=== What is required ===
Give only the number of lines in the data that contain the word "this".
----------------------------------------
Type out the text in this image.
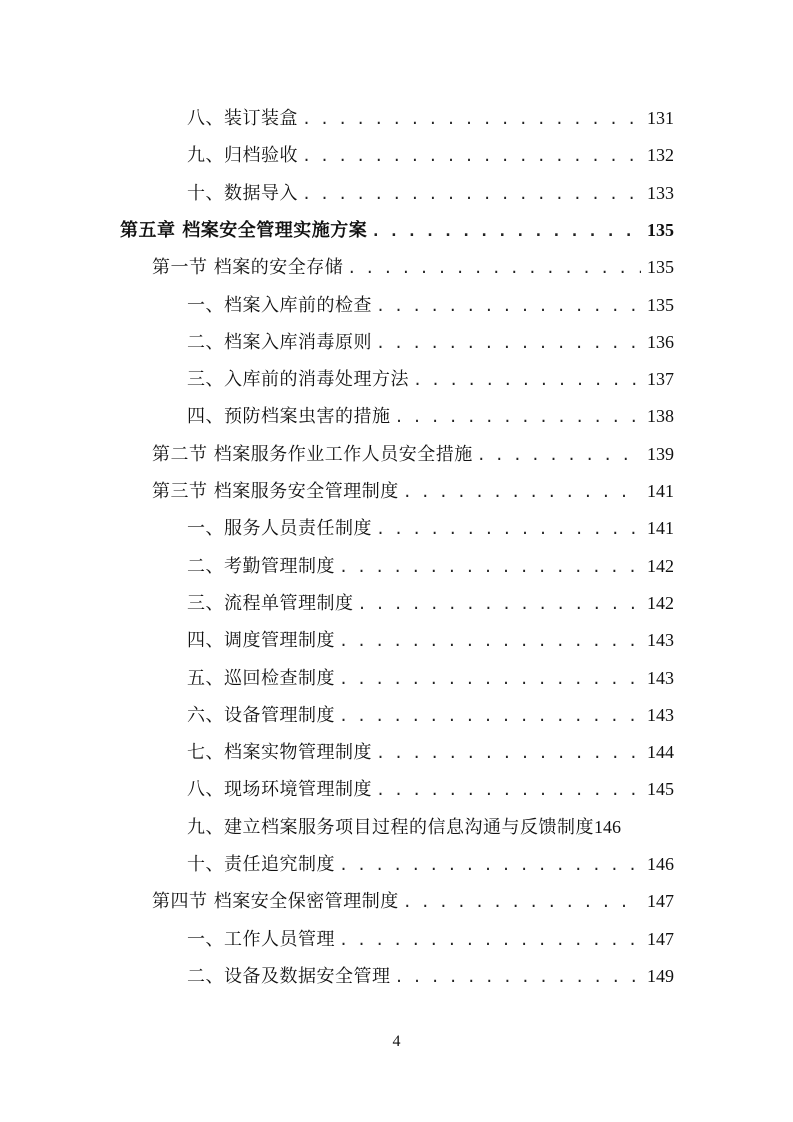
八、装订装盒 . . .	131
九、归档验收 . . .	132
十、数据导入 . . .	133
第五章 档案安全管理实施方案 . . .	135
第一节 档案的安全存储 . . .	135
一、档案入库前的检查 . . .	135
二、档案入库消毒原则 . . .	136
三、入库前的消毒处理方法 . . .	137
四、预防档案虫害的措施 . . .	138
第二节 档案服务作业工作人员安全措施 . . .	139
第三节 档案服务安全管理制度 . . .	141
一、服务人员责任制度 . . .	141
二、考勤管理制度 . . .	142
三、流程单管理制度 . . .	142
四、调度管理制度 . . .	143
五、巡回检查制度 . . .	143
六、设备管理制度 . . .	143
七、档案实物管理制度 . . .	144
八、现场环境管理制度 . . .	145
九、建立档案服务项目过程的信息沟通与反馈制度 146
十、责任追究制度 . . .	146
第四节 档案安全保密管理制度 . . .	147
一、工作人员管理 . . .	147
二、设备及数据安全管理 . . .	149
4
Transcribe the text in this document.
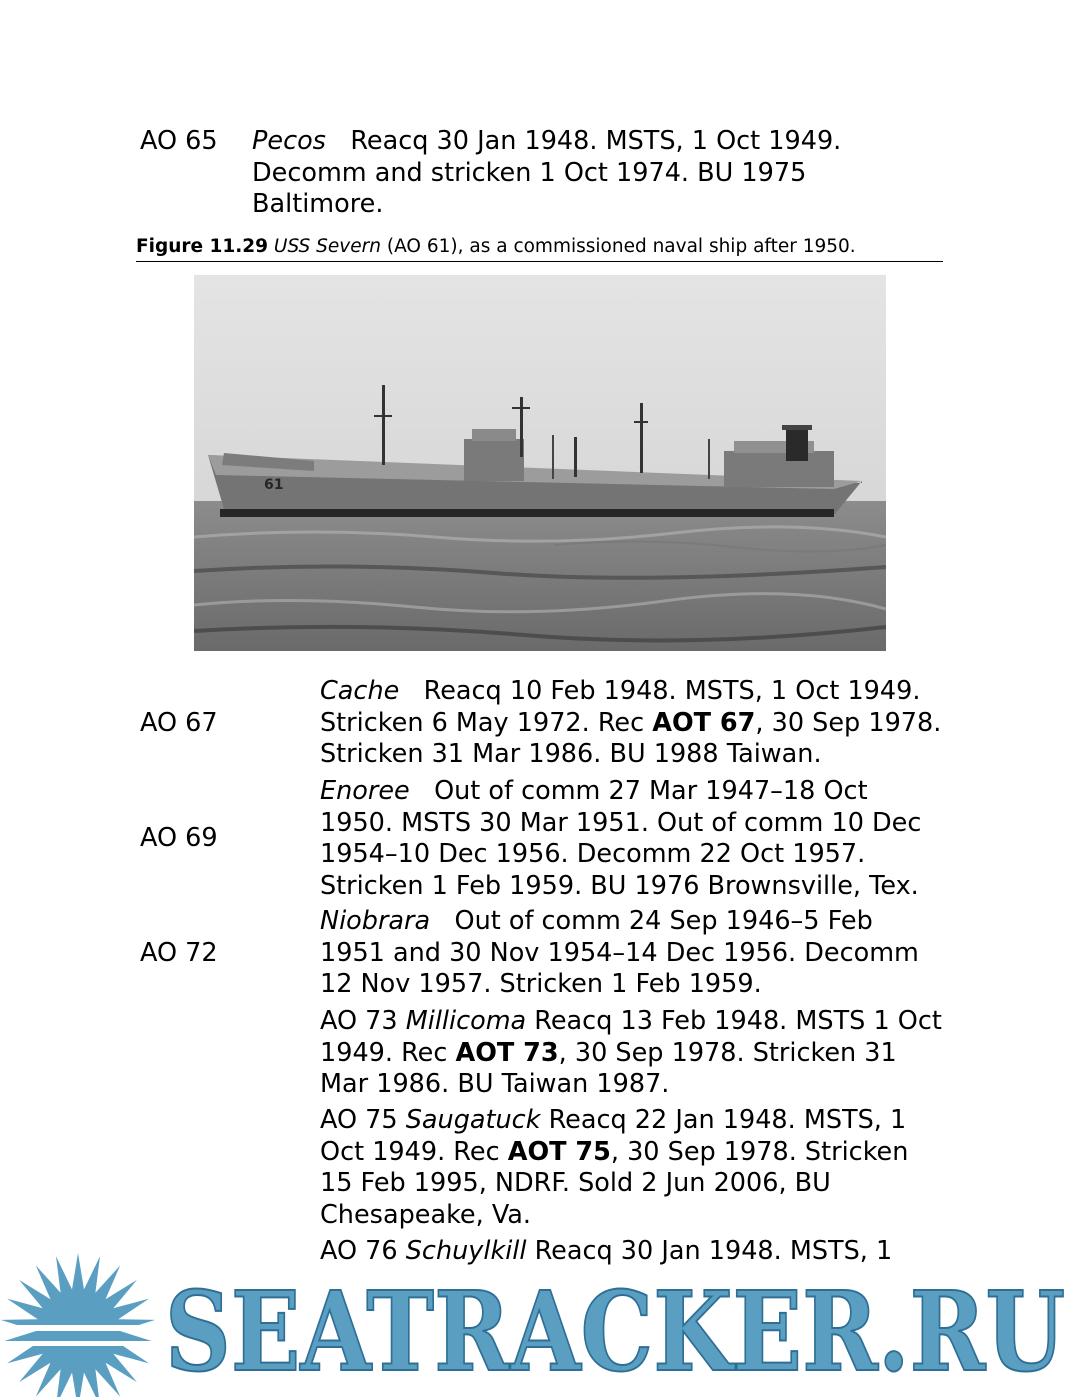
AO 65 Pecos Reacq 30 Jan 1948. MSTS, 1 Oct 1949. Decomm and stricken 1 Oct 1974. BU 1975 Baltimore.
Figure 11.29 USS Severn (AO 61), as a commissioned naval ship after 1950.
61
AO 67
Cache Reacq 10 Feb 1948. MSTS, 1 Oct 1949. Stricken 6 May 1972. Rec AOT 67, 30 Sep 1978. Stricken 31 Mar 1986. BU 1988 Taiwan.
AO 69
Enoree Out of comm 27 Mar 1947–18 Oct 1950. MSTS 30 Mar 1951. Out of comm 10 Dec 1954–10 Dec 1956. Decomm 22 Oct 1957. Stricken 1 Feb 1959. BU 1976 Brownsville, Tex.
AO 72
Niobrara Out of comm 24 Sep 1946–5 Feb 1951 and 30 Nov 1954–14 Dec 1956. Decomm 12 Nov 1957. Stricken 1 Feb 1959.
AO 73 Millicoma Reacq 13 Feb 1948. MSTS 1 Oct 1949. Rec AOT 73, 30 Sep 1978. Stricken 31 Mar 1986. BU Taiwan 1987.
AO 75 Saugatuck Reacq 22 Jan 1948. MSTS, 1 Oct 1949. Rec AOT 75, 30 Sep 1978. Stricken 15 Feb 1995, NDRF. Sold 2 Jun 2006, BU Chesapeake, Va.
AO 76 Schuylkill Reacq 30 Jan 1948. MSTS, 1
SEATRACKER.RU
----------------------------------------
=== Answer to the problem ===
2